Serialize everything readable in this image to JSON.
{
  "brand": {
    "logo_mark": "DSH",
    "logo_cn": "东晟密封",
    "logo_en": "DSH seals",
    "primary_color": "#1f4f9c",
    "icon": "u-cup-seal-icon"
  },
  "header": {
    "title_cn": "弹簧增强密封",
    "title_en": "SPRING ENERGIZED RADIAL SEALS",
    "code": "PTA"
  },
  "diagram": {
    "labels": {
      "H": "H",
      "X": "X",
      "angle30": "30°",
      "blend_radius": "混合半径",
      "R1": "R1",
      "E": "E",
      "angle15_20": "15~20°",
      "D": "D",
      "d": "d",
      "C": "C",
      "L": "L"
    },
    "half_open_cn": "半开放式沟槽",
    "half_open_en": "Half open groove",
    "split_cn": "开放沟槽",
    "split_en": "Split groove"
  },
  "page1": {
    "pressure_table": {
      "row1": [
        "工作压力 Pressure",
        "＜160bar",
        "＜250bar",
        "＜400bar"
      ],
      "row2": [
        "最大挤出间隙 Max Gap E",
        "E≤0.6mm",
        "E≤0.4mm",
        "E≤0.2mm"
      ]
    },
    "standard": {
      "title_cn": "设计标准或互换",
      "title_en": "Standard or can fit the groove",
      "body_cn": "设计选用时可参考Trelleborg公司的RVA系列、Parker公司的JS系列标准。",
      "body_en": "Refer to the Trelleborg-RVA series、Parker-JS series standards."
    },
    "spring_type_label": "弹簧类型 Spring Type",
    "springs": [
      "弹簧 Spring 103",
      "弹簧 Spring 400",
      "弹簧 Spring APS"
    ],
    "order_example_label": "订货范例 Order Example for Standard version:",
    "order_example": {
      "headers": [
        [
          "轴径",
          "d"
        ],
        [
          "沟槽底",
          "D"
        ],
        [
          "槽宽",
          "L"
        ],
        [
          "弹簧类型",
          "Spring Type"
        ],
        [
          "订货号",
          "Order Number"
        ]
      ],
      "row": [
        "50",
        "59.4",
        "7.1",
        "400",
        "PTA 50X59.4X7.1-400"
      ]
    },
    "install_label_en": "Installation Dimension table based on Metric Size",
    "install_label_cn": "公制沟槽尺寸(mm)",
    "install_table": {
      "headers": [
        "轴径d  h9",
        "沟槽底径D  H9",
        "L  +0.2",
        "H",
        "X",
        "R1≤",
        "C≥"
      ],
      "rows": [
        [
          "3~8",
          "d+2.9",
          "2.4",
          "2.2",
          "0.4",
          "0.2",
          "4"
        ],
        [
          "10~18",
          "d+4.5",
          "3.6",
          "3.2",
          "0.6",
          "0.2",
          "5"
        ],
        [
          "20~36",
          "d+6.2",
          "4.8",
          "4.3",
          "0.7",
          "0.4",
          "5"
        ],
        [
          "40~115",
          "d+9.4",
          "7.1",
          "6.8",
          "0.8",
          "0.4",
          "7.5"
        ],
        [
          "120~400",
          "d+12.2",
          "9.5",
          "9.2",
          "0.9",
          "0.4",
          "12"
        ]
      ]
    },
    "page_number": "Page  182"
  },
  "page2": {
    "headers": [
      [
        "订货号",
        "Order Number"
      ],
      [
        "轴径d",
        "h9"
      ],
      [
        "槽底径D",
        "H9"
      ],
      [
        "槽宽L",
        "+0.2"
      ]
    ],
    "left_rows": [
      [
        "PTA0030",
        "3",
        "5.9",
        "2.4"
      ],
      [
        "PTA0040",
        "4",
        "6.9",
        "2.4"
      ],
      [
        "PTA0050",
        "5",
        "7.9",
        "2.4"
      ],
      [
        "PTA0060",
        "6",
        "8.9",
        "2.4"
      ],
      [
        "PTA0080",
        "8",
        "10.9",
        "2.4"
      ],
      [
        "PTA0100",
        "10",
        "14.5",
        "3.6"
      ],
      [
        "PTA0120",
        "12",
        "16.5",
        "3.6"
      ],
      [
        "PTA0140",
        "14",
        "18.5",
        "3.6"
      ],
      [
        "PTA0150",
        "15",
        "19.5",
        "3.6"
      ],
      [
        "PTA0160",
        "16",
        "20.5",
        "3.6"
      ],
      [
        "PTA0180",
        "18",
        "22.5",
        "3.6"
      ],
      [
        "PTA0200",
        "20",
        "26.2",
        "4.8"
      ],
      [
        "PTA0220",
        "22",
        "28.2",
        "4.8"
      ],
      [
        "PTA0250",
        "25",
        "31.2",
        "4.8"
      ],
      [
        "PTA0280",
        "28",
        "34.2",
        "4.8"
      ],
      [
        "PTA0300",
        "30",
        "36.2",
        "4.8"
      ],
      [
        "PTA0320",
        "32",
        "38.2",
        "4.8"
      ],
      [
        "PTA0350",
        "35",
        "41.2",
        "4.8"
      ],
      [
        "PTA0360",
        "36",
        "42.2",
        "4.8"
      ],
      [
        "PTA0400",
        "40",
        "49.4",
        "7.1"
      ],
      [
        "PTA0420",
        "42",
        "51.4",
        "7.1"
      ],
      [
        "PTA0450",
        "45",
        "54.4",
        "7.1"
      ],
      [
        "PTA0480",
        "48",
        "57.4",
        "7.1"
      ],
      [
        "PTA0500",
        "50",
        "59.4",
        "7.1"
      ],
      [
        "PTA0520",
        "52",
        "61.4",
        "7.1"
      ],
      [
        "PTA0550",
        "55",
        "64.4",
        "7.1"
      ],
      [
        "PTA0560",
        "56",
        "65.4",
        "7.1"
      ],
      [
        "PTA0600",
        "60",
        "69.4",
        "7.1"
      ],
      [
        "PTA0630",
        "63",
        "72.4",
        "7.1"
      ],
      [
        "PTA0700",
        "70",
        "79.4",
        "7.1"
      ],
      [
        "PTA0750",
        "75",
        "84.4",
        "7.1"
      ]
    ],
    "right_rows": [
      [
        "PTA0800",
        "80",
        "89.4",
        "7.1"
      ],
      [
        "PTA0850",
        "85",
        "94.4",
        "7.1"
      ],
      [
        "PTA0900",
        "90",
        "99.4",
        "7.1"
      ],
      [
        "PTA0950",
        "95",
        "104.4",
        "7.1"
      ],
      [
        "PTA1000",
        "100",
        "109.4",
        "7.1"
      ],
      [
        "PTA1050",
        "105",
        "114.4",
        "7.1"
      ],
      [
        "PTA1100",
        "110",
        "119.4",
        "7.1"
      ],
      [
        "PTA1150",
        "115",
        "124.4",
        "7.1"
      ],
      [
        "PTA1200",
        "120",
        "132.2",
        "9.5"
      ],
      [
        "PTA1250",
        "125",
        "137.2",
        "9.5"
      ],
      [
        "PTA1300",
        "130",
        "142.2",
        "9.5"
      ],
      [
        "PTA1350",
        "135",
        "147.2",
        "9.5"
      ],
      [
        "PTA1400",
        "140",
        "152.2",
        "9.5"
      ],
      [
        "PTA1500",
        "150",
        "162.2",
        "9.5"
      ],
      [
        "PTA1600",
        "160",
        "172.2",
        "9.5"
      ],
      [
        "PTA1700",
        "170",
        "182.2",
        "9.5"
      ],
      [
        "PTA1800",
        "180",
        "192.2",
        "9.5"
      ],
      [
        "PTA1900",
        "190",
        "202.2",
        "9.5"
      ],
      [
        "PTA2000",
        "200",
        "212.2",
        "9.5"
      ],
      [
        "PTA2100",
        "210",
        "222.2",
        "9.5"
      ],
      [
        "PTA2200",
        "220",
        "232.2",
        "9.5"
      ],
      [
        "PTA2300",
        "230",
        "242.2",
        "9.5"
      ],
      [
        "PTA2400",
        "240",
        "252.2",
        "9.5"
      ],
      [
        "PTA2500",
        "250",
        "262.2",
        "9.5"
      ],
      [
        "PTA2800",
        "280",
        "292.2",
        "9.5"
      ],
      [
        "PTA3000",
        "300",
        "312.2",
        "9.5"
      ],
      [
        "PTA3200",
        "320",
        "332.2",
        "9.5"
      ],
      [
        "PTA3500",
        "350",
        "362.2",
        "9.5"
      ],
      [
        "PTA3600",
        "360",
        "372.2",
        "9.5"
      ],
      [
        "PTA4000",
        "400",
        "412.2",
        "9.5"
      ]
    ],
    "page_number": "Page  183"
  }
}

◆ ◆ ◆

• **Task**
Pick out each line above that includes "弹簧类型" and show it.

• **Exercise output**
    "spring_type_label": "弹簧类型 Spring Type",
          "弹簧类型",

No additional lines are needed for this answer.